**WHAT YOU WILL DO**.
Omit every picture and output the rest of the records exactly as they are.

**RECORDS FOR THIS EXERCISE**.
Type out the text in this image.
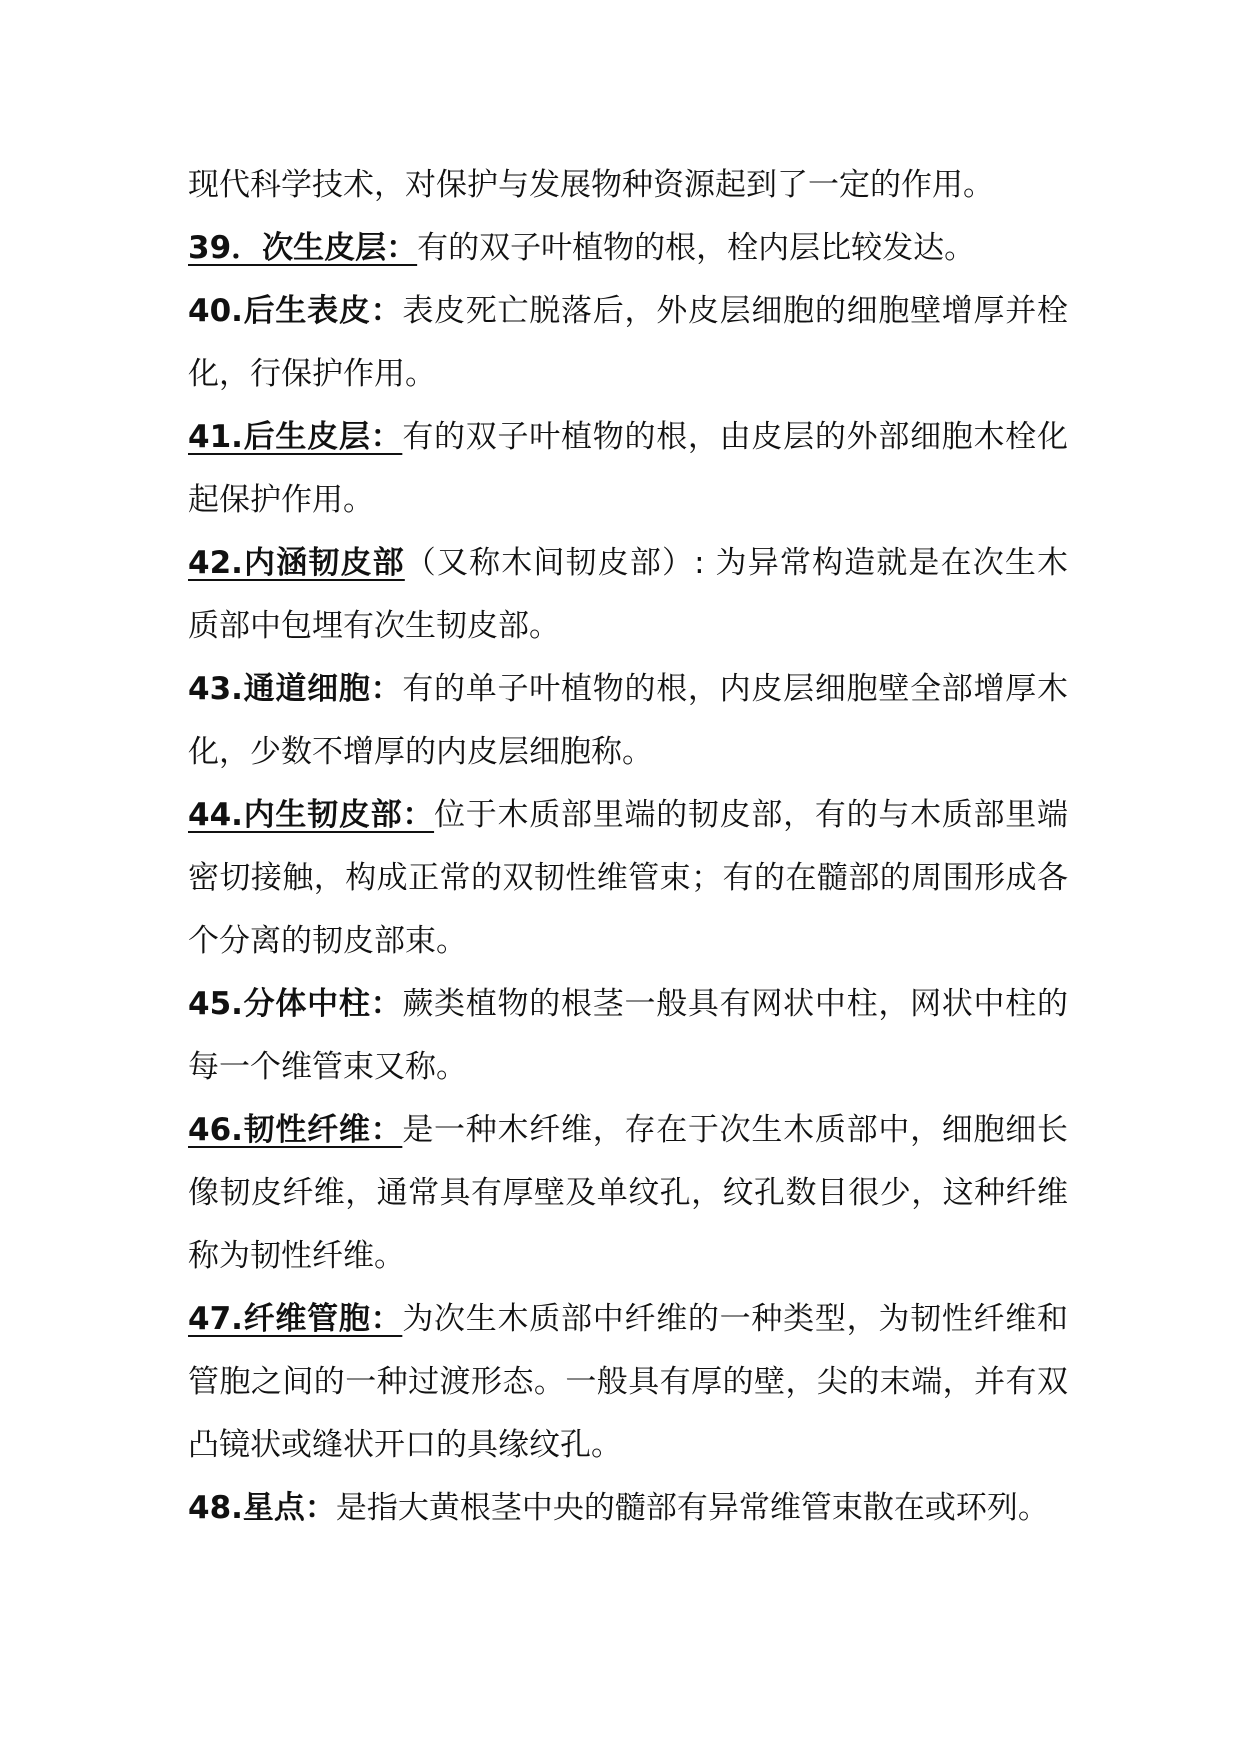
现代科学技术，对保护与发展物种资源起到了一定的作用。

39．次生皮层：有的双子叶植物的根，栓内层比较发达。

40.后生表皮：表皮死亡脱落后，外皮层细胞的细胞壁增厚并栓化，行保护作用。

41.后生皮层：有的双子叶植物的根，由皮层的外部细胞木栓化起保护作用。

42.内涵韧皮部（又称木间韧皮部）: 为异常构造就是在次生木质部中包埋有次生韧皮部。

43.通道细胞：有的单子叶植物的根，内皮层细胞壁全部增厚木化，少数不增厚的内皮层细胞称。

44.内生韧皮部：位于木质部里端的韧皮部，有的与木质部里端密切接触，构成正常的双韧性维管束；有的在髓部的周围形成各个分离的韧皮部束。

45.分体中柱：蕨类植物的根茎一般具有网状中柱，网状中柱的每一个维管束又称。

46.韧性纤维：是一种木纤维，存在于次生木质部中，细胞细长像韧皮纤维，通常具有厚壁及单纹孔，纹孔数目很少，这种纤维称为韧性纤维。

47.纤维管胞：为次生木质部中纤维的一种类型，为韧性纤维和管胞之间的一种过渡形态。一般具有厚的壁，尖的末端，并有双凸镜状或缝状开口的具缘纹孔。

48.星点：是指大黄根茎中央的髓部有异常维管束散在或环列。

**WRITTEN ANSWER**.
Type out the text in this image.
现代科学技术，对保护与发展物种资源起到了一定的作用。

39．次生皮层：有的双子叶植物的根，栓内层比较发达。

40.后生表皮：表皮死亡脱落后，外皮层细胞的细胞壁增厚并栓化，行保护作用。

41.后生皮层：有的双子叶植物的根，由皮层的外部细胞木栓化起保护作用。

42.内涵韧皮部（又称木间韧皮部）: 为异常构造就是在次生木质部中包埋有次生韧皮部。

43.通道细胞：有的单子叶植物的根，内皮层细胞壁全部增厚木化，少数不增厚的内皮层细胞称。

44.内生韧皮部：位于木质部里端的韧皮部，有的与木质部里端密切接触，构成正常的双韧性维管束；有的在髓部的周围形成各个分离的韧皮部束。

45.分体中柱：蕨类植物的根茎一般具有网状中柱，网状中柱的每一个维管束又称。

46.韧性纤维：是一种木纤维，存在于次生木质部中，细胞细长像韧皮纤维，通常具有厚壁及单纹孔，纹孔数目很少，这种纤维称为韧性纤维。

47.纤维管胞：为次生木质部中纤维的一种类型，为韧性纤维和管胞之间的一种过渡形态。一般具有厚的壁，尖的末端，并有双凸镜状或缝状开口的具缘纹孔。

48.星点：是指大黄根茎中央的髓部有异常维管束散在或环列。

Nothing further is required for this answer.